BEGIN Materials provided
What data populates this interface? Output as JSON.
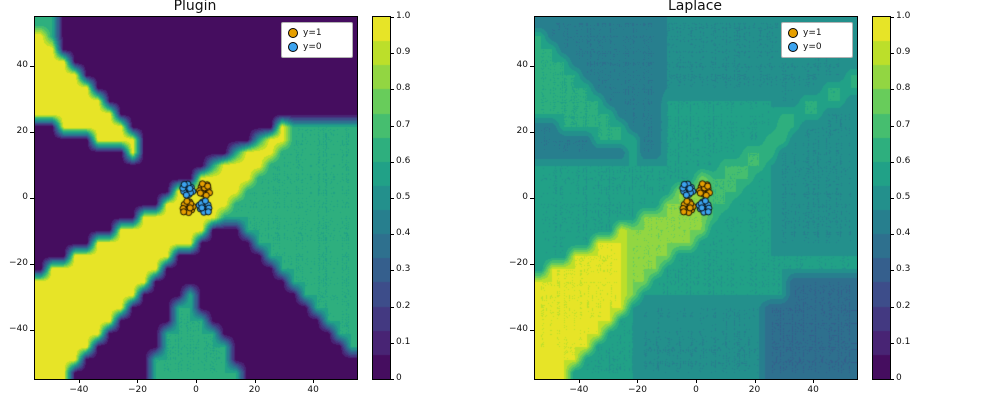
{
  "figure": {
    "background": "#ffffff"
  },
  "colormap": {
    "name": "viridis",
    "anchors": [
      "#440154",
      "#482878",
      "#3e4a89",
      "#31688e",
      "#26828e",
      "#1f9e89",
      "#35b779",
      "#6ece58",
      "#b5de2b",
      "#fde725"
    ]
  },
  "scatter": {
    "shared_across_plots": true,
    "series": [
      {
        "name": "y=1",
        "color": "#e69f00",
        "points": [
          [
            3.2,
            2.1
          ],
          [
            1.8,
            3.4
          ],
          [
            4.1,
            2.9
          ],
          [
            2.6,
            1.2
          ],
          [
            3.8,
            4.0
          ],
          [
            1.2,
            2.2
          ],
          [
            2.9,
            3.1
          ],
          [
            4.6,
            1.6
          ],
          [
            2.2,
            4.3
          ],
          [
            3.5,
            0.8
          ],
          [
            1.5,
            1.5
          ],
          [
            4.0,
            3.6
          ],
          [
            -2.8,
            -2.4
          ],
          [
            -1.5,
            -3.6
          ],
          [
            -4.0,
            -2.0
          ],
          [
            -2.2,
            -1.2
          ],
          [
            -3.6,
            -3.8
          ],
          [
            -1.0,
            -2.6
          ],
          [
            -2.5,
            -4.4
          ],
          [
            -4.4,
            -3.2
          ],
          [
            -1.8,
            -1.8
          ],
          [
            -3.1,
            -1.0
          ],
          [
            -4.2,
            -4.2
          ],
          [
            -2.0,
            -3.0
          ]
        ]
      },
      {
        "name": "y=0",
        "color": "#3da4f0",
        "points": [
          [
            -3.0,
            2.4
          ],
          [
            -1.6,
            3.2
          ],
          [
            -4.2,
            2.0
          ],
          [
            -2.4,
            1.1
          ],
          [
            -3.7,
            3.9
          ],
          [
            -1.1,
            2.0
          ],
          [
            -2.8,
            4.2
          ],
          [
            -4.5,
            3.0
          ],
          [
            -1.9,
            1.6
          ],
          [
            -3.3,
            0.9
          ],
          [
            -2.1,
            2.9
          ],
          [
            -4.0,
            4.1
          ],
          [
            2.9,
            -2.5
          ],
          [
            1.5,
            -3.3
          ],
          [
            4.1,
            -2.1
          ],
          [
            2.3,
            -1.2
          ],
          [
            3.6,
            -4.0
          ],
          [
            1.1,
            -2.2
          ],
          [
            2.7,
            -4.3
          ],
          [
            4.4,
            -3.1
          ],
          [
            1.8,
            -1.7
          ],
          [
            3.2,
            -0.9
          ],
          [
            2.0,
            -3.0
          ],
          [
            4.2,
            -4.2
          ]
        ]
      }
    ]
  },
  "chart_data": [
    {
      "type": "heatmap",
      "title": "Plugin",
      "xlim": [
        -55,
        55
      ],
      "ylim": [
        -55,
        55
      ],
      "zlim": [
        0,
        1
      ],
      "levels": 15,
      "xticks": [
        -40,
        -20,
        0,
        20,
        40
      ],
      "xtick_labels": [
        "−40",
        "−20",
        "0",
        "20",
        "40"
      ],
      "yticks": [
        40,
        20,
        0,
        -20,
        -40
      ],
      "ytick_labels": [
        "40",
        "20",
        "0",
        "−20",
        "−40"
      ],
      "colorbar_ticks": [
        0,
        0.1,
        0.2,
        0.3,
        0.4,
        0.5,
        0.6,
        0.7,
        0.8,
        0.9,
        1.0
      ],
      "colorbar_tick_labels": [
        "0",
        "0.1",
        "0.2",
        "0.3",
        "0.4",
        "0.5",
        "0.6",
        "0.7",
        "0.8",
        "0.9",
        "1.0"
      ],
      "legend": [
        {
          "label": "y=1"
        },
        {
          "label": "y=0"
        }
      ],
      "grid_encoding": "hex digit = p(y=1|x) * 15, rows top(y=55) to bottom(y=-55), cols left(x=-55) to right(x=55)",
      "grid": [
        "9900000000000000000000000000",
        "f900000000000000000000000000",
        "ff00000000000000000000000000",
        "fff0000000000000000000000000",
        "ffff000000000000000000000000",
        "fffff00000000000000000000000",
        "ffffff0000000000000000000000",
        "fffffff000000000000000000000",
        "00ffffff0000000000000f999999",
        "00000ffff00000000009ff999999",
        "00000000f000000009fff9999999",
        "0000000000000009ffff99999999",
        "00000000000000fffff999999999",
        "000000000000ffffff9999999999",
        "00000000000ffffff99999999999",
        "000000000fffffff999999999999",
        "0000000ffffffff0009999999999",
        "00000fffffffff00000999999999",
        "000fffffffff0000000099999999",
        "0ffffffffff00000000009999999",
        "ffffffffff000000000000999999",
        "fffffffff0000900000000099999",
        "ffffffff00009900000000009999",
        "fffffff000009990000000000999",
        "ffffff0000099999000000000099",
        "fffff00000099999900000000009",
        "ffff000000999999900000000000",
        "fff0000000999999990000000000"
      ]
    },
    {
      "type": "heatmap",
      "title": "Laplace",
      "xlim": [
        -55,
        55
      ],
      "ylim": [
        -55,
        55
      ],
      "zlim": [
        0,
        1
      ],
      "levels": 15,
      "xticks": [
        -40,
        -20,
        0,
        20,
        40
      ],
      "xtick_labels": [
        "−40",
        "−20",
        "0",
        "20",
        "40"
      ],
      "yticks": [
        40,
        20,
        0,
        -20,
        -40
      ],
      "ytick_labels": [
        "40",
        "20",
        "0",
        "−20",
        "−40"
      ],
      "colorbar_ticks": [
        0,
        0.1,
        0.2,
        0.3,
        0.4,
        0.5,
        0.6,
        0.7,
        0.8,
        0.9,
        1.0
      ],
      "colorbar_tick_labels": [
        "0",
        "0.1",
        "0.2",
        "0.3",
        "0.4",
        "0.5",
        "0.6",
        "0.7",
        "0.8",
        "0.9",
        "1.0"
      ],
      "legend": [
        {
          "label": "y=1"
        },
        {
          "label": "y=0"
        }
      ],
      "grid_encoding": "hex digit = p(y=1|x) * 15, rows top(y=55) to bottom(y=-55), cols left(x=-55) to right(x=55)",
      "grid": [
        "6666666666677777777777777777",
        "9666666666677777777777777777",
        "9966666666677777777777777777",
        "9996666666677777777777777777",
        "9999666666677777777777777779",
        "9999966666677777777777777999",
        "9999996666688888888887799997",
        "9999999666688888888889999777",
        "669999996668888888888a977777",
        "66666999966888888888aa777777",
        "666666669668888888aaa7777777",
        "8888888888888888aaaa87777777",
        "88888888888888caaaa887777777",
        "888888888888cccaaa8887777777",
        "88888888888ccccaa88887777777",
        "888888888cccccca888887777777",
        "8888888eccccccc8888887777777",
        "88888eeecccccc88888887777777",
        "888eeeeecccc8888888888888888",
        "8eeeeeeeccc88888888888888888",
        "eeeeeeeecc888888888888555555",
        "eeeeeeeec8888888888888555555",
        "eeeeeeee87777777777755555555",
        "eeeeeee887777777777755555555",
        "eeeeee8887777777777755555555",
        "eeeee88887777777777755555555",
        "ffee888887777777777755555555",
        "ffe8888887777777777755555555"
      ]
    }
  ]
}
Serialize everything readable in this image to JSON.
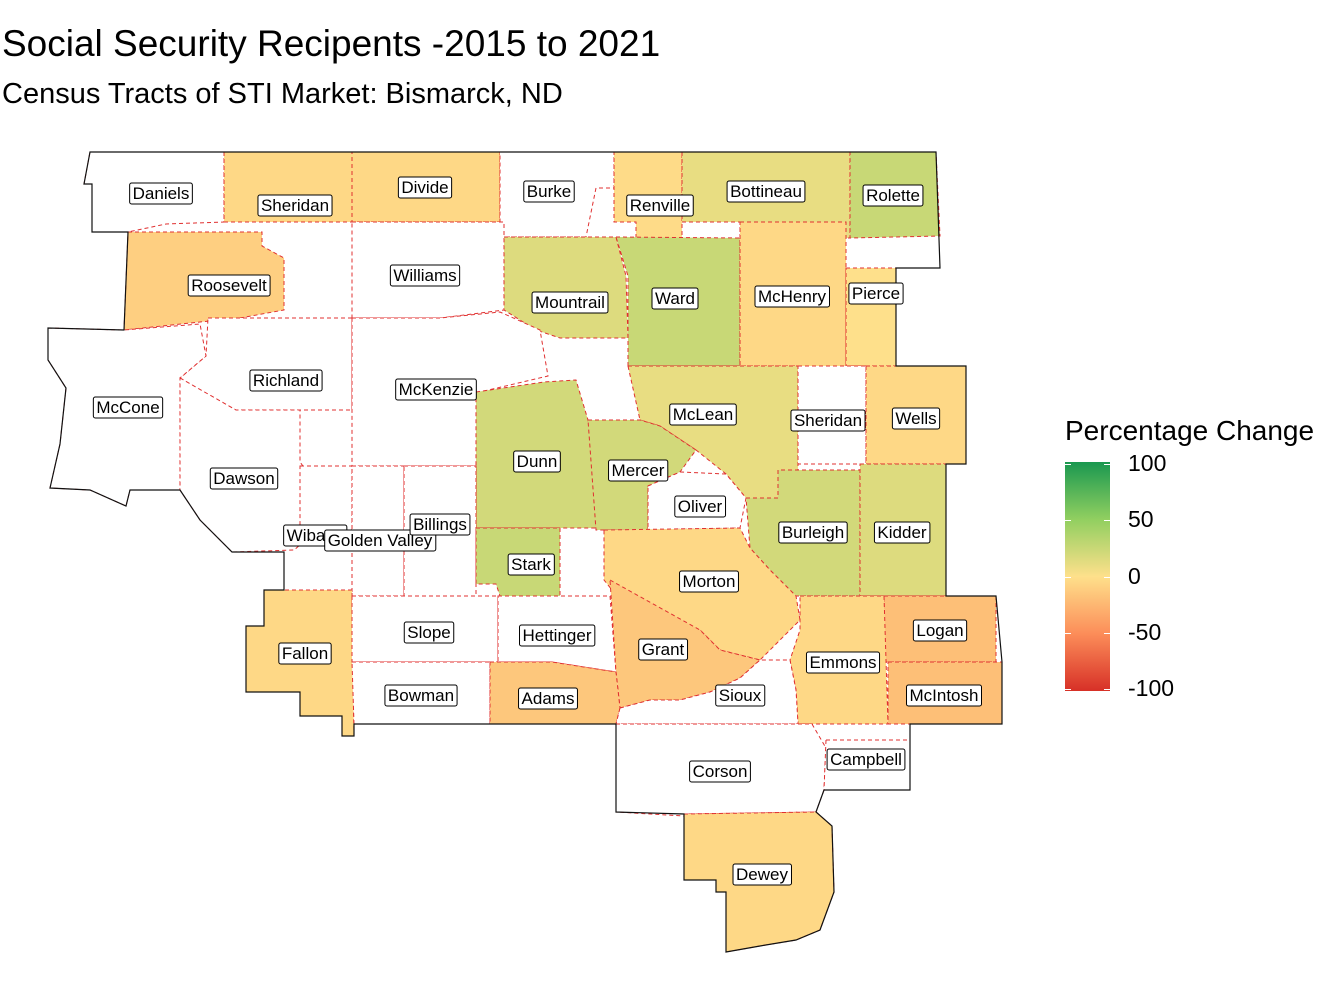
{
  "title": "Social Security Recipents -2015 to 2021",
  "subtitle": "Census Tracts of STI Market: Bismarck, ND",
  "legend": {
    "title": "Percentage Change",
    "ticks": [
      "100",
      "50",
      "0",
      "-50",
      "-100"
    ],
    "scale_min": -100,
    "scale_max": 100,
    "colors": {
      "high": "#1a9850",
      "mid_high": "#91cf60",
      "mid": "#fee08b",
      "mid_low": "#fc8d59",
      "low": "#d73027"
    }
  },
  "counties": [
    {
      "name": "Daniels",
      "change": null
    },
    {
      "name": "Sheridan",
      "change": -5
    },
    {
      "name": "Divide",
      "change": -5
    },
    {
      "name": "Burke",
      "change": null
    },
    {
      "name": "Renville",
      "change": -3
    },
    {
      "name": "Bottineau",
      "change": 10
    },
    {
      "name": "Rolette",
      "change": 25
    },
    {
      "name": "Roosevelt",
      "change": -10
    },
    {
      "name": "Williams",
      "change": null
    },
    {
      "name": "Mountrail",
      "change": 15
    },
    {
      "name": "Ward",
      "change": 25
    },
    {
      "name": "McHenry",
      "change": -5
    },
    {
      "name": "Pierce",
      "change": 0
    },
    {
      "name": "Richland",
      "change": null
    },
    {
      "name": "McKenzie",
      "change": null
    },
    {
      "name": "McCone",
      "change": null
    },
    {
      "name": "Dawson",
      "change": null
    },
    {
      "name": "McLean",
      "change": 10
    },
    {
      "name": "Sheridan",
      "change": null
    },
    {
      "name": "Wells",
      "change": -5
    },
    {
      "name": "Dunn",
      "change": 20
    },
    {
      "name": "Mercer",
      "change": 20
    },
    {
      "name": "Oliver",
      "change": null
    },
    {
      "name": "Wibaux",
      "change": null
    },
    {
      "name": "Golden Valley",
      "change": null
    },
    {
      "name": "Billings",
      "change": null
    },
    {
      "name": "Burleigh",
      "change": 20
    },
    {
      "name": "Kidder",
      "change": 15
    },
    {
      "name": "Stark",
      "change": 25
    },
    {
      "name": "Morton",
      "change": -5
    },
    {
      "name": "Fallon",
      "change": -5
    },
    {
      "name": "Slope",
      "change": null
    },
    {
      "name": "Hettinger",
      "change": null
    },
    {
      "name": "Grant",
      "change": -15
    },
    {
      "name": "Logan",
      "change": -20
    },
    {
      "name": "Emmons",
      "change": -5
    },
    {
      "name": "Bowman",
      "change": null
    },
    {
      "name": "Adams",
      "change": -15
    },
    {
      "name": "Sioux",
      "change": null
    },
    {
      "name": "McIntosh",
      "change": -20
    },
    {
      "name": "Corson",
      "change": null
    },
    {
      "name": "Campbell",
      "change": null
    },
    {
      "name": "Dewey",
      "change": -5
    }
  ]
}
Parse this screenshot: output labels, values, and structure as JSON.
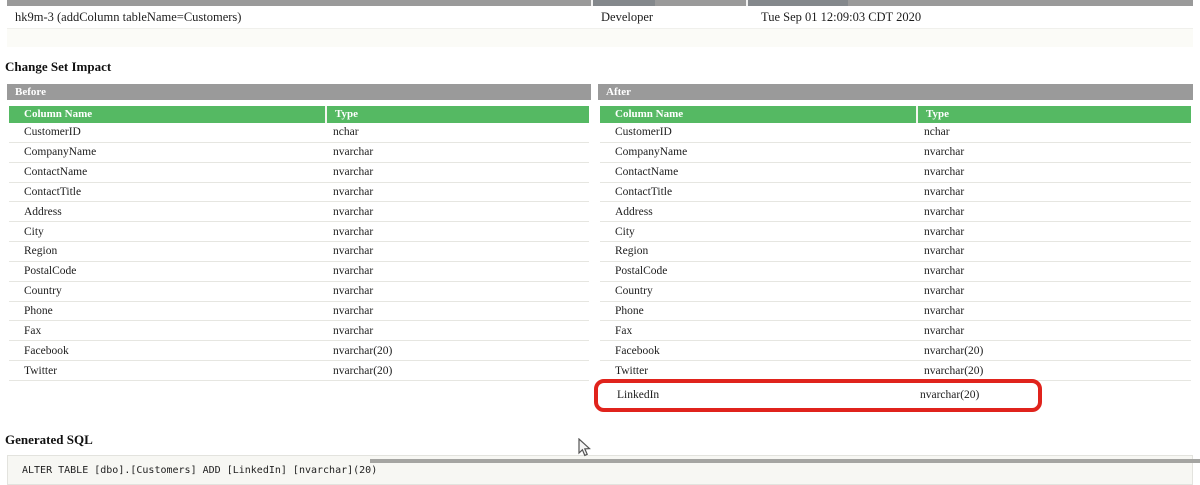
END Materials provided
* [What is asked]: Check each line of the records for the word "this", and show the lines that contain it.

* [Solution below]:
What data populates this interface? Output as JSON.
Serialize everything readable in this image to JSON.
Parse this screenshot: output labels, values, and structure as JSON.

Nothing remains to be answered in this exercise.